Rows from a figure dataset:

------------------------------------------------

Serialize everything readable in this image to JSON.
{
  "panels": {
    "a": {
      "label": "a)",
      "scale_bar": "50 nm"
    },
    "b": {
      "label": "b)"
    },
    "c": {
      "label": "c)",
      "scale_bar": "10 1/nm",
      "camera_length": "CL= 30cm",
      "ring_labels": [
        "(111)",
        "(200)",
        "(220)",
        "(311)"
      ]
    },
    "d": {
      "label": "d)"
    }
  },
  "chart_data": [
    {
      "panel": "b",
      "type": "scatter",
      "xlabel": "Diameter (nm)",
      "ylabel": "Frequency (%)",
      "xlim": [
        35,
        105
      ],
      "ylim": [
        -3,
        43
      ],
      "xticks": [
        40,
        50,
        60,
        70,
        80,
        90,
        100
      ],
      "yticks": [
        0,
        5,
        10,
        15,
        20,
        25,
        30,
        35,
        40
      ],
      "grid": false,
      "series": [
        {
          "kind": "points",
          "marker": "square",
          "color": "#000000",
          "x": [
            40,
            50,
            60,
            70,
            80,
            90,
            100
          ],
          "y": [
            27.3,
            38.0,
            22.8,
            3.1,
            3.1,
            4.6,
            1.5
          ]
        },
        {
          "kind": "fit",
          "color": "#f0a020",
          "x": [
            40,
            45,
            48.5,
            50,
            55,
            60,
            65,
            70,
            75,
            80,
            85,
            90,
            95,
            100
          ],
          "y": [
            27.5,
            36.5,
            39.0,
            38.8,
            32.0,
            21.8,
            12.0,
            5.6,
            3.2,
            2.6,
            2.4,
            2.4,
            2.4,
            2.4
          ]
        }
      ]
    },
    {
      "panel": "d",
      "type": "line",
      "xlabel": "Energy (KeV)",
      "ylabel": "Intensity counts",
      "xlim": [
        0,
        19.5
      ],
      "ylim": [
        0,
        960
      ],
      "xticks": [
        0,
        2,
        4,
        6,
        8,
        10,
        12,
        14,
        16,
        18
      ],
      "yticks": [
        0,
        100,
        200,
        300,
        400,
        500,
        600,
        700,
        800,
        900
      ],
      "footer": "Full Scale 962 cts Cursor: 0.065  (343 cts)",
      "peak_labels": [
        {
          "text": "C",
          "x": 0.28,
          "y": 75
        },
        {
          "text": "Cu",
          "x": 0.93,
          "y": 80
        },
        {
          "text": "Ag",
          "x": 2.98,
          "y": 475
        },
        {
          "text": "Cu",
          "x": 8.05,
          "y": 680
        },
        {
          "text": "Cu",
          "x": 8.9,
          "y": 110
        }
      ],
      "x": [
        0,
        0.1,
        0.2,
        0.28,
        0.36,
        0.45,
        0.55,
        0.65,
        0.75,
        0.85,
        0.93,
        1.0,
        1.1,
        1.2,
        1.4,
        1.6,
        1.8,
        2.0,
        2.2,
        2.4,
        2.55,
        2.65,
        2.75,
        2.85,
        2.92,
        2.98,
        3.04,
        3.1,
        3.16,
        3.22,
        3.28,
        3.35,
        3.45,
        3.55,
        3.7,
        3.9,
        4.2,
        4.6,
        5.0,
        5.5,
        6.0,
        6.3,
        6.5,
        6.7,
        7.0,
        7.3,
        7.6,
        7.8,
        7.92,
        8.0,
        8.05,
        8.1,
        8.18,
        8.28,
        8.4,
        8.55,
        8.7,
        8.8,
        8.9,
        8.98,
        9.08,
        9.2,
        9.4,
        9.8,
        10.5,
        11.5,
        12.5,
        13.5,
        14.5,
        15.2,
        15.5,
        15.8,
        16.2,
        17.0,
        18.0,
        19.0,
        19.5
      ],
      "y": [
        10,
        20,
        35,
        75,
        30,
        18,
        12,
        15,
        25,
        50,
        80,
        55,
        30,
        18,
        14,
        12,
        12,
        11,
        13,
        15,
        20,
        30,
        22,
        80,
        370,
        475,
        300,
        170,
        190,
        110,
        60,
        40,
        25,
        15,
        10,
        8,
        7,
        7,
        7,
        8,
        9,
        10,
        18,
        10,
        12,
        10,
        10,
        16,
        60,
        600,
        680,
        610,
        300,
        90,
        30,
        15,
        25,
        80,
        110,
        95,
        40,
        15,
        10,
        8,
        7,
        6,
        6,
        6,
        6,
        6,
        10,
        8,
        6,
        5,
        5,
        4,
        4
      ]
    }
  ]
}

------------------------------------------------

Return all of the data exactly as it reads.

Serialize everything readable in this image to JSON.
{
  "panels": {
    "a": {
      "label": "a)",
      "scale_bar": "50 nm"
    },
    "b": {
      "label": "b)"
    },
    "c": {
      "label": "c)",
      "scale_bar": "10 1/nm",
      "camera_length": "CL= 30cm",
      "ring_labels": [
        "(111)",
        "(200)",
        "(220)",
        "(311)"
      ]
    },
    "d": {
      "label": "d)"
    }
  },
  "chart_data": [
    {
      "panel": "b",
      "type": "scatter",
      "xlabel": "Diameter (nm)",
      "ylabel": "Frequency (%)",
      "xlim": [
        35,
        105
      ],
      "ylim": [
        -3,
        43
      ],
      "xticks": [
        40,
        50,
        60,
        70,
        80,
        90,
        100
      ],
      "yticks": [
        0,
        5,
        10,
        15,
        20,
        25,
        30,
        35,
        40
      ],
      "grid": false,
      "series": [
        {
          "kind": "points",
          "marker": "square",
          "color": "#000000",
          "x": [
            40,
            50,
            60,
            70,
            80,
            90,
            100
          ],
          "y": [
            27.3,
            38.0,
            22.8,
            3.1,
            3.1,
            4.6,
            1.5
          ]
        },
        {
          "kind": "fit",
          "color": "#f0a020",
          "x": [
            40,
            45,
            48.5,
            50,
            55,
            60,
            65,
            70,
            75,
            80,
            85,
            90,
            95,
            100
          ],
          "y": [
            27.5,
            36.5,
            39.0,
            38.8,
            32.0,
            21.8,
            12.0,
            5.6,
            3.2,
            2.6,
            2.4,
            2.4,
            2.4,
            2.4
          ]
        }
      ]
    },
    {
      "panel": "d",
      "type": "line",
      "xlabel": "Energy (KeV)",
      "ylabel": "Intensity counts",
      "xlim": [
        0,
        19.5
      ],
      "ylim": [
        0,
        960
      ],
      "xticks": [
        0,
        2,
        4,
        6,
        8,
        10,
        12,
        14,
        16,
        18
      ],
      "yticks": [
        0,
        100,
        200,
        300,
        400,
        500,
        600,
        700,
        800,
        900
      ],
      "footer": "Full Scale 962 cts Cursor: 0.065  (343 cts)",
      "peak_labels": [
        {
          "text": "C",
          "x": 0.28,
          "y": 75
        },
        {
          "text": "Cu",
          "x": 0.93,
          "y": 80
        },
        {
          "text": "Ag",
          "x": 2.98,
          "y": 475
        },
        {
          "text": "Cu",
          "x": 8.05,
          "y": 680
        },
        {
          "text": "Cu",
          "x": 8.9,
          "y": 110
        }
      ],
      "x": [
        0,
        0.1,
        0.2,
        0.28,
        0.36,
        0.45,
        0.55,
        0.65,
        0.75,
        0.85,
        0.93,
        1.0,
        1.1,
        1.2,
        1.4,
        1.6,
        1.8,
        2.0,
        2.2,
        2.4,
        2.55,
        2.65,
        2.75,
        2.85,
        2.92,
        2.98,
        3.04,
        3.1,
        3.16,
        3.22,
        3.28,
        3.35,
        3.45,
        3.55,
        3.7,
        3.9,
        4.2,
        4.6,
        5.0,
        5.5,
        6.0,
        6.3,
        6.5,
        6.7,
        7.0,
        7.3,
        7.6,
        7.8,
        7.92,
        8.0,
        8.05,
        8.1,
        8.18,
        8.28,
        8.4,
        8.55,
        8.7,
        8.8,
        8.9,
        8.98,
        9.08,
        9.2,
        9.4,
        9.8,
        10.5,
        11.5,
        12.5,
        13.5,
        14.5,
        15.2,
        15.5,
        15.8,
        16.2,
        17.0,
        18.0,
        19.0,
        19.5
      ],
      "y": [
        10,
        20,
        35,
        75,
        30,
        18,
        12,
        15,
        25,
        50,
        80,
        55,
        30,
        18,
        14,
        12,
        12,
        11,
        13,
        15,
        20,
        30,
        22,
        80,
        370,
        475,
        300,
        170,
        190,
        110,
        60,
        40,
        25,
        15,
        10,
        8,
        7,
        7,
        7,
        8,
        9,
        10,
        18,
        10,
        12,
        10,
        10,
        16,
        60,
        600,
        680,
        610,
        300,
        90,
        30,
        15,
        25,
        80,
        110,
        95,
        40,
        15,
        10,
        8,
        7,
        6,
        6,
        6,
        6,
        6,
        10,
        8,
        6,
        5,
        5,
        4,
        4
      ]
    }
  ]
}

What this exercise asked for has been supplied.